## THE PROBLEM
Tell how many lines carry the word "статьи"; the reply is the number and nothing else.

------------------------------------

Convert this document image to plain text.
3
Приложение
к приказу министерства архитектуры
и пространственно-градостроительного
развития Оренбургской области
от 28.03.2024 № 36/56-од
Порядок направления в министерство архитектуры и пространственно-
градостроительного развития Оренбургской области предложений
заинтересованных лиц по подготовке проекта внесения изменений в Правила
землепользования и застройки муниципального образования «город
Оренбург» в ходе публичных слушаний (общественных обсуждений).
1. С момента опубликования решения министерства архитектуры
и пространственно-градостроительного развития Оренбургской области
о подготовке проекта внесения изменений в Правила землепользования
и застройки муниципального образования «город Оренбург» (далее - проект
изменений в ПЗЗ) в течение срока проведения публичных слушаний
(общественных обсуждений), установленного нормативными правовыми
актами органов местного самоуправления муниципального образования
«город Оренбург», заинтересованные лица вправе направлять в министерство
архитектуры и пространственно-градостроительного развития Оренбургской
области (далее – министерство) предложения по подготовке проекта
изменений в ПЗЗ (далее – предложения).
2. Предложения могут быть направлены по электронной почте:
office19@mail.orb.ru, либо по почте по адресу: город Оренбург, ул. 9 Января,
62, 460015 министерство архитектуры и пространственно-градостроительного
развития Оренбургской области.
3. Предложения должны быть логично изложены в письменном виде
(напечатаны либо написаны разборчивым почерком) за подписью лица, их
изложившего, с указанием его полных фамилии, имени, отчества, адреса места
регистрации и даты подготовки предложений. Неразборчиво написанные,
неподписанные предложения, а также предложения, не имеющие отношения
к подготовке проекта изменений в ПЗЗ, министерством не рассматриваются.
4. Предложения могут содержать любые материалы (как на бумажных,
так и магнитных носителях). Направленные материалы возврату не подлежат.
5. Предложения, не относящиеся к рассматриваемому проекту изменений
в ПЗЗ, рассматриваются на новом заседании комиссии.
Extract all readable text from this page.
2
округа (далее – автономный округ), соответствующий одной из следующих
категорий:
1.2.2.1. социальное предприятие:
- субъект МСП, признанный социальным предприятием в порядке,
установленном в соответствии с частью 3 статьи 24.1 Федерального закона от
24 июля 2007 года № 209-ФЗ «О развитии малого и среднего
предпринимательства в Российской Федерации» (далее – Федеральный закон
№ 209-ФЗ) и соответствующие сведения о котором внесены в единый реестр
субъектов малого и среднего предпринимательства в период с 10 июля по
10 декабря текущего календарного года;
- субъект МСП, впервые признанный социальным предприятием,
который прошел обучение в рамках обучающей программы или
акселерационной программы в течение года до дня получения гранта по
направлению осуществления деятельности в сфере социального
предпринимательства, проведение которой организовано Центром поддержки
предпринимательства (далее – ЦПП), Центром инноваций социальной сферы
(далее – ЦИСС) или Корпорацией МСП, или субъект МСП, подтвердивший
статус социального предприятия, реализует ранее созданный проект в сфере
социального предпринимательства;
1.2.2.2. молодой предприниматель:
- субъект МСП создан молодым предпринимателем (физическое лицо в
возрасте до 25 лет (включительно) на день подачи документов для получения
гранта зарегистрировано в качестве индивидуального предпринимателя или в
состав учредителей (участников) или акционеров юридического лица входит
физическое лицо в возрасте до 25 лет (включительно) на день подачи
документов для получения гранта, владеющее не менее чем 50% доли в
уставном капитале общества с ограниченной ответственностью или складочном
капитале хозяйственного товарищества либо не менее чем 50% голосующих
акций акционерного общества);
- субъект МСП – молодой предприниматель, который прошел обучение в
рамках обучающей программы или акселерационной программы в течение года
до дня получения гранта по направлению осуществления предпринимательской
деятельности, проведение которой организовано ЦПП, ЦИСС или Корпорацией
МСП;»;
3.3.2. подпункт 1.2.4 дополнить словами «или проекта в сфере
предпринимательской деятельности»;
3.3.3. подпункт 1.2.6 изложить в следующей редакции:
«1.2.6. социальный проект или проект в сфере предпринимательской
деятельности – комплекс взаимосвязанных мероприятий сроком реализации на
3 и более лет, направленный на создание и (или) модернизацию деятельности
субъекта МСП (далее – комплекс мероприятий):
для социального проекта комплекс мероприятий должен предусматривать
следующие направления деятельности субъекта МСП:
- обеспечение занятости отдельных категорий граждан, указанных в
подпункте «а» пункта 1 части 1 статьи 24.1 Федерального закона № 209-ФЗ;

------------------------------------

## ANSWER TO THE TASK
2